Given request>
Take the material below and retype it in full; pictures are left out.

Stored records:
┌──

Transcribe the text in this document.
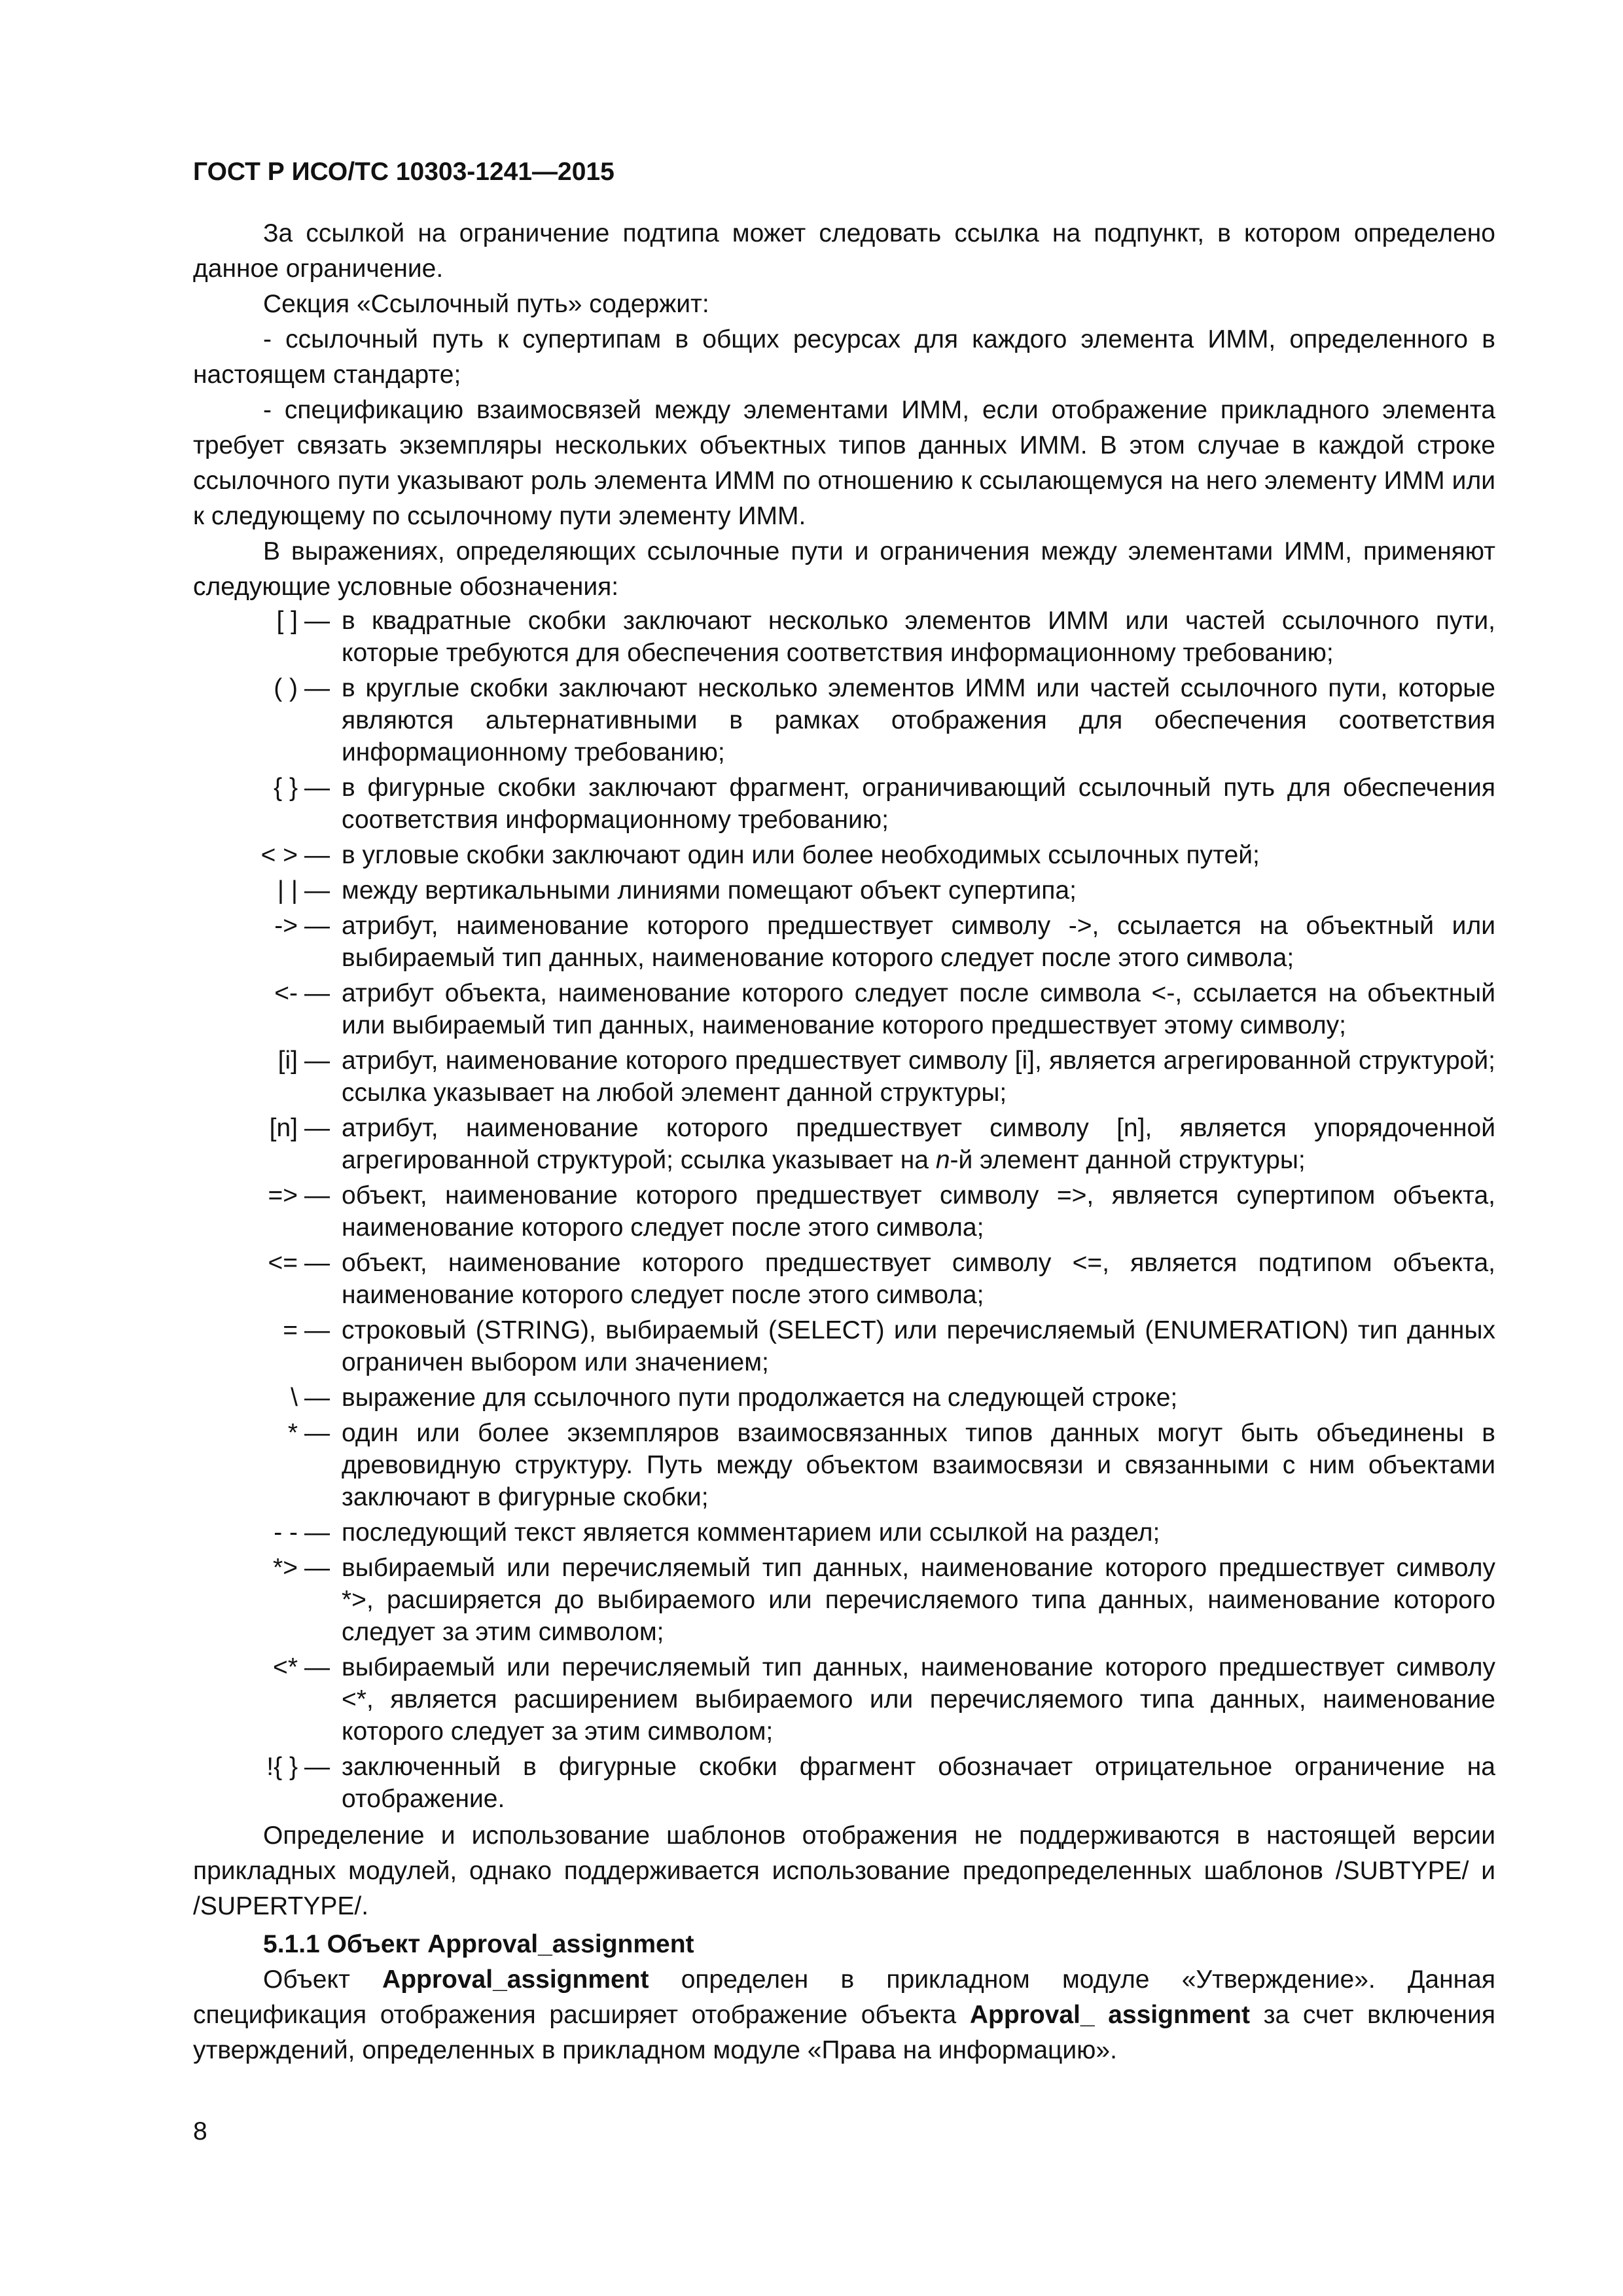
ГОСТ Р ИСО/ТС 10303-1241—2015

За ссылкой на ограничение подтипа может следовать ссылка на подпункт, в котором определено данное ограничение.

Секция «Ссылочный путь» содержит:

- ссылочный путь к супертипам в общих ресурсах для каждого элемента ИММ, определенного в настоящем стандарте;

- спецификацию взаимосвязей между элементами ИММ, если отображение прикладного элемента требует связать экземпляры нескольких объектных типов данных ИММ. В этом случае в каждой строке ссылочного пути указывают роль элемента ИММ по отношению к ссылающемуся на него элементу ИММ или к следующему по ссылочному пути элементу ИММ.

В выражениях, определяющих ссылочные пути и ограничения между элементами ИММ, применяют следующие условные обозначения:

[ ] — в квадратные скобки заключают несколько элементов ИММ или частей ссылочного пути, которые требуются для обеспечения соответствия информационному требованию;
( ) — в круглые скобки заключают несколько элементов ИММ или частей ссылочного пути, которые являются альтернативными в рамках отображения для обеспечения соответствия информационному требованию;
{ } — в фигурные скобки заключают фрагмент, ограничивающий ссылочный путь для обеспечения соответствия информационному требованию;
< > — в угловые скобки заключают один или более необходимых ссылочных путей;
| | — между вертикальными линиями помещают объект супертипа;
-> — атрибут, наименование которого предшествует символу ->, ссылается на объектный или выбираемый тип данных, наименование которого следует после этого символа;
<- — атрибут объекта, наименование которого следует после символа <-, ссылается на объектный или выбираемый тип данных, наименование которого предшествует этому символу;
[i] — атрибут, наименование которого предшествует символу [i], является агрегированной структурой; ссылка указывает на любой элемент данной структуры;
[n] — атрибут, наименование которого предшествует символу [n], является упорядоченной агрегированной структурой; ссылка указывает на n-й элемент данной структуры;
=> — объект, наименование которого предшествует символу =>, является супертипом объекта, наименование которого следует после этого символа;
<= — объект, наименование которого предшествует символу <=, является подтипом объекта, наименование которого следует после этого символа;
= — строковый (STRING), выбираемый (SELECT) или перечисляемый (ENUMERATION) тип данных ограничен выбором или значением;
\ — выражение для ссылочного пути продолжается на следующей строке;
* — один или более экземпляров взаимосвязанных типов данных могут быть объединены в древовидную структуру. Путь между объектом взаимосвязи и связанными с ним объектами заключают в фигурные скобки;
- - — последующий текст является комментарием или ссылкой на раздел;
*> — выбираемый или перечисляемый тип данных, наименование которого предшествует символу *>, расширяется до выбираемого или перечисляемого типа данных, наименование которого следует за этим символом;
<* — выбираемый или перечисляемый тип данных, наименование которого предшествует символу <*, является расширением выбираемого или перечисляемого типа данных, наименование которого следует за этим символом;
!{ } — заключенный в фигурные скобки фрагмент обозначает отрицательное ограничение на отображение.

Определение и использование шаблонов отображения не поддерживаются в настоящей версии прикладных модулей, однако поддерживается использование предопределенных шаблонов /SUBTYPE/ и /SUPERTYPE/.

5.1.1 Объект Approval_assignment

Объект Approval_assignment определен в прикладном модуле «Утверждение». Данная спецификация отображения расширяет отображение объекта Approval_ assignment за счет включения утверждений, определенных в прикладном модуле «Права на информацию».

8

└──

Written answer>
Transcribe the text in this document.
ГОСТ Р ИСО/ТС 10303-1241—2015

За ссылкой на ограничение подтипа может следовать ссылка на подпункт, в котором определено данное ограничение.

Секция «Ссылочный путь» содержит:

- ссылочный путь к супертипам в общих ресурсах для каждого элемента ИММ, определенного в настоящем стандарте;

- спецификацию взаимосвязей между элементами ИММ, если отображение прикладного элемента требует связать экземпляры нескольких объектных типов данных ИММ. В этом случае в каждой строке ссылочного пути указывают роль элемента ИММ по отношению к ссылающемуся на него элементу ИММ или к следующему по ссылочному пути элементу ИММ.

В выражениях, определяющих ссылочные пути и ограничения между элементами ИММ, применяют следующие условные обозначения:

[ ] — в квадратные скобки заключают несколько элементов ИММ или частей ссылочного пути, которые требуются для обеспечения соответствия информационному требованию;
( ) — в круглые скобки заключают несколько элементов ИММ или частей ссылочного пути, которые являются альтернативными в рамках отображения для обеспечения соответствия информационному требованию;
{ } — в фигурные скобки заключают фрагмент, ограничивающий ссылочный путь для обеспечения соответствия информационному требованию;
< > — в угловые скобки заключают один или более необходимых ссылочных путей;
| | — между вертикальными линиями помещают объект супертипа;
-> — атрибут, наименование которого предшествует символу ->, ссылается на объектный или выбираемый тип данных, наименование которого следует после этого символа;
<- — атрибут объекта, наименование которого следует после символа <-, ссылается на объектный или выбираемый тип данных, наименование которого предшествует этому символу;
[i] — атрибут, наименование которого предшествует символу [i], является агрегированной структурой; ссылка указывает на любой элемент данной структуры;
[n] — атрибут, наименование которого предшествует символу [n], является упорядоченной агрегированной структурой; ссылка указывает на n-й элемент данной структуры;
=> — объект, наименование которого предшествует символу =>, является супертипом объекта, наименование которого следует после этого символа;
<= — объект, наименование которого предшествует символу <=, является подтипом объекта, наименование которого следует после этого символа;
= — строковый (STRING), выбираемый (SELECT) или перечисляемый (ENUMERATION) тип данных ограничен выбором или значением;
\ — выражение для ссылочного пути продолжается на следующей строке;
* — один или более экземпляров взаимосвязанных типов данных могут быть объединены в древовидную структуру. Путь между объектом взаимосвязи и связанными с ним объектами заключают в фигурные скобки;
- - — последующий текст является комментарием или ссылкой на раздел;
*> — выбираемый или перечисляемый тип данных, наименование которого предшествует символу *>, расширяется до выбираемого или перечисляемого типа данных, наименование которого следует за этим символом;
<* — выбираемый или перечисляемый тип данных, наименование которого предшествует символу <*, является расширением выбираемого или перечисляемого типа данных, наименование которого следует за этим символом;
!{ } — заключенный в фигурные скобки фрагмент обозначает отрицательное ограничение на отображение.

Определение и использование шаблонов отображения не поддерживаются в настоящей версии прикладных модулей, однако поддерживается использование предопределенных шаблонов /SUBTYPE/ и /SUPERTYPE/.

5.1.1 Объект Approval_assignment

Объект Approval_assignment определен в прикладном модуле «Утверждение». Данная спецификация отображения расширяет отображение объекта Approval_ assignment за счет включения утверждений, определенных в прикладном модуле «Права на информацию».

8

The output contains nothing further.